(Records excerpted from a collection)
• • • • • • •
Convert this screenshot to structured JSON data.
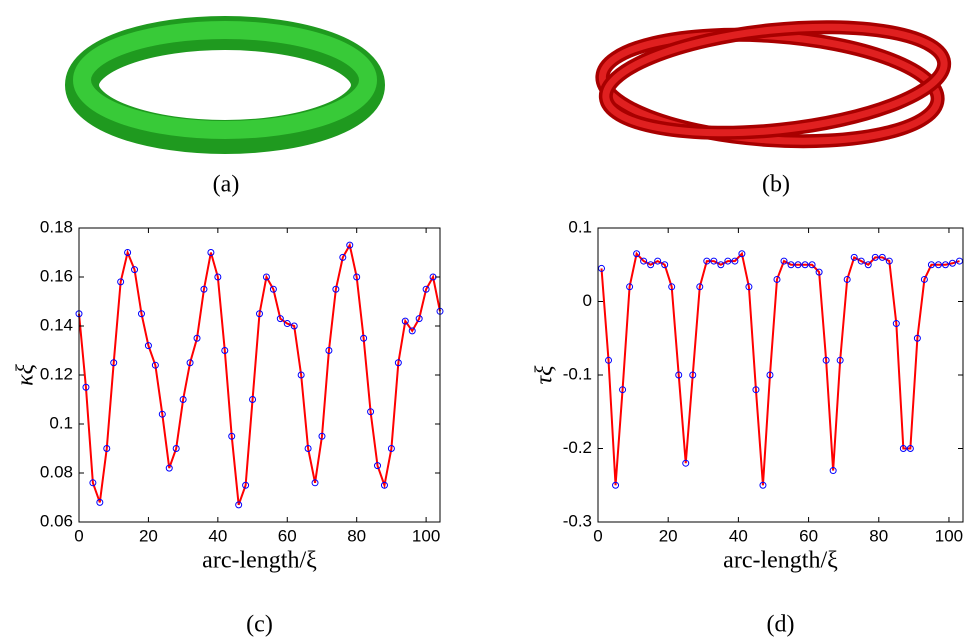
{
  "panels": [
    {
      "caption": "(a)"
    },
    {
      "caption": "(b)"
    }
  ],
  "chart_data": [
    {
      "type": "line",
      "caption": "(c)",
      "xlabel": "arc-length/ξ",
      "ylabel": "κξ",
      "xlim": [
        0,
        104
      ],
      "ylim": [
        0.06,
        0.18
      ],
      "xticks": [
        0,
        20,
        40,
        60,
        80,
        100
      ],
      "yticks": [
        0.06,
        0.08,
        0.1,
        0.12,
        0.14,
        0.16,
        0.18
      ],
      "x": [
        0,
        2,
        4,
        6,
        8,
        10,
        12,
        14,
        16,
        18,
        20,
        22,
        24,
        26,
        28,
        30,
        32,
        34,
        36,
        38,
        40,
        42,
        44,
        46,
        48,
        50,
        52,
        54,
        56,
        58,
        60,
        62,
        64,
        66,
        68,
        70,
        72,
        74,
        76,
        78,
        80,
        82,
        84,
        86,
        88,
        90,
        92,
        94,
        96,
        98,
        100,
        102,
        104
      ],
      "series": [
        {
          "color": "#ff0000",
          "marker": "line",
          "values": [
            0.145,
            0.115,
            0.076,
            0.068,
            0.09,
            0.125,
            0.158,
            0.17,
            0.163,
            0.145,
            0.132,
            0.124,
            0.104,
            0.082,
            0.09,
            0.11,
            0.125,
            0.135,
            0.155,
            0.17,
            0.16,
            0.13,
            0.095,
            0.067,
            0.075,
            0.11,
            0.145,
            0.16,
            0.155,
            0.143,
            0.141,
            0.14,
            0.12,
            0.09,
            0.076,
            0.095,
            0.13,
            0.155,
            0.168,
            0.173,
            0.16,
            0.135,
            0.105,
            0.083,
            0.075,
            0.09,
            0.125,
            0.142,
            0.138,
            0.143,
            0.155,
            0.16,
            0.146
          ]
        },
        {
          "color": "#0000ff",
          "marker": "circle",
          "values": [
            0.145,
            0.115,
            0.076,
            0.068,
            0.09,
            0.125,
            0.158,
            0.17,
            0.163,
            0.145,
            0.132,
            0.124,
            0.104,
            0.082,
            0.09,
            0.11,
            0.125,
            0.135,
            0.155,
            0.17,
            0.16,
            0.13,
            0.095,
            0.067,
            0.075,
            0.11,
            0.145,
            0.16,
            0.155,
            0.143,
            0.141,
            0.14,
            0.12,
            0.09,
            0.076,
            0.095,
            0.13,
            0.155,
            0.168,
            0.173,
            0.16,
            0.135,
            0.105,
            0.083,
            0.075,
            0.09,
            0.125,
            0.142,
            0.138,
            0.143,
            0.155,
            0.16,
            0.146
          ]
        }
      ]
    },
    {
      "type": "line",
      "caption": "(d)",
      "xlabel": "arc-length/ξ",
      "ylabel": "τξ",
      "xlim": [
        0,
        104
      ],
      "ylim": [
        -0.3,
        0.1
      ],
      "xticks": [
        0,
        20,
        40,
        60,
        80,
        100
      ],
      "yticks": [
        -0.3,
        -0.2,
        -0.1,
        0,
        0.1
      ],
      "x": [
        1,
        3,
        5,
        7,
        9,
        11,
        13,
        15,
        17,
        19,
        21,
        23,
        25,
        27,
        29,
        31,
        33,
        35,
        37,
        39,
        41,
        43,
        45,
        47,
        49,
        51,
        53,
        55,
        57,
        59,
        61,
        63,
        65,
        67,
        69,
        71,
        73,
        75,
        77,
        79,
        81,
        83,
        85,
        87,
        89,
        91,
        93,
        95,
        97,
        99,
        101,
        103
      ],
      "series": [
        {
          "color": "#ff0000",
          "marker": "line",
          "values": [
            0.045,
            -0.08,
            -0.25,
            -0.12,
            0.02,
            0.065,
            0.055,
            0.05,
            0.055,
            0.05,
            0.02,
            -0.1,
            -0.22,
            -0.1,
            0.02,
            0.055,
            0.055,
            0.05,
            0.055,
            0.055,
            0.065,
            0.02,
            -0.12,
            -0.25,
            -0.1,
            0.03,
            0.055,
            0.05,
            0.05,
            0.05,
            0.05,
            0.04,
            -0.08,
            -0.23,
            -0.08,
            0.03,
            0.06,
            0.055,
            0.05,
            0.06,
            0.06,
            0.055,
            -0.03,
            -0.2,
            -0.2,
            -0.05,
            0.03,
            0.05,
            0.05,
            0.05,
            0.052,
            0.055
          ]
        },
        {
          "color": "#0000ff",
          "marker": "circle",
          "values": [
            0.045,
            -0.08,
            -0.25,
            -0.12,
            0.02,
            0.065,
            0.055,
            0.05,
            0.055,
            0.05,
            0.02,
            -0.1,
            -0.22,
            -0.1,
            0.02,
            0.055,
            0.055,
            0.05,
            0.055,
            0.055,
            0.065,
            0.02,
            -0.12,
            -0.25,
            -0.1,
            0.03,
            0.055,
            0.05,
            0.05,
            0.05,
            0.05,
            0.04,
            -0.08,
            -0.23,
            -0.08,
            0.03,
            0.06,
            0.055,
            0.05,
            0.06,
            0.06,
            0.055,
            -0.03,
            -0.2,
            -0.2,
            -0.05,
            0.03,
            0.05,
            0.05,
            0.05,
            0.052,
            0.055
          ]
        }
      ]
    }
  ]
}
• • • • • • •
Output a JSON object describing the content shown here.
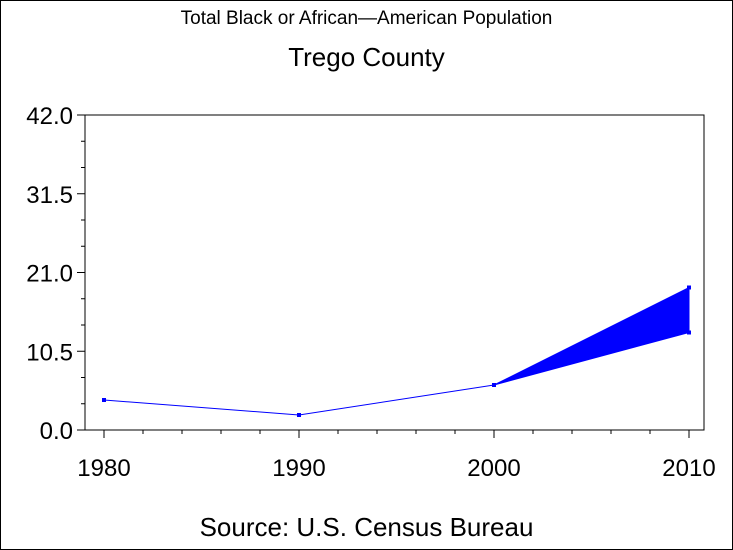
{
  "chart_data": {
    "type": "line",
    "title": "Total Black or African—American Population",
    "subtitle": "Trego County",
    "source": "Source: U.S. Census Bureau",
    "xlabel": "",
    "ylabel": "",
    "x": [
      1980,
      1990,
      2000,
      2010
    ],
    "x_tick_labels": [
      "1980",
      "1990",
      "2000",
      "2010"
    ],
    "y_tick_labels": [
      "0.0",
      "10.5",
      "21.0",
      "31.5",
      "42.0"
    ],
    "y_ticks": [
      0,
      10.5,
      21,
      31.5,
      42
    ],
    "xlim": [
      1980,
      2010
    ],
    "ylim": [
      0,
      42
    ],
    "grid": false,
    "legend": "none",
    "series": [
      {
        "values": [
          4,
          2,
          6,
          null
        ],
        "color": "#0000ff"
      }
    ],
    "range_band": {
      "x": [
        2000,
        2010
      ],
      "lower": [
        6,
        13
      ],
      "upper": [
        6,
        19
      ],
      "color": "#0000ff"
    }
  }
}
• • • • • • •
**Problem requirements**
From the data above, count the lines where "caption" occurs and give that figure and nothing else.

**Correct output**
4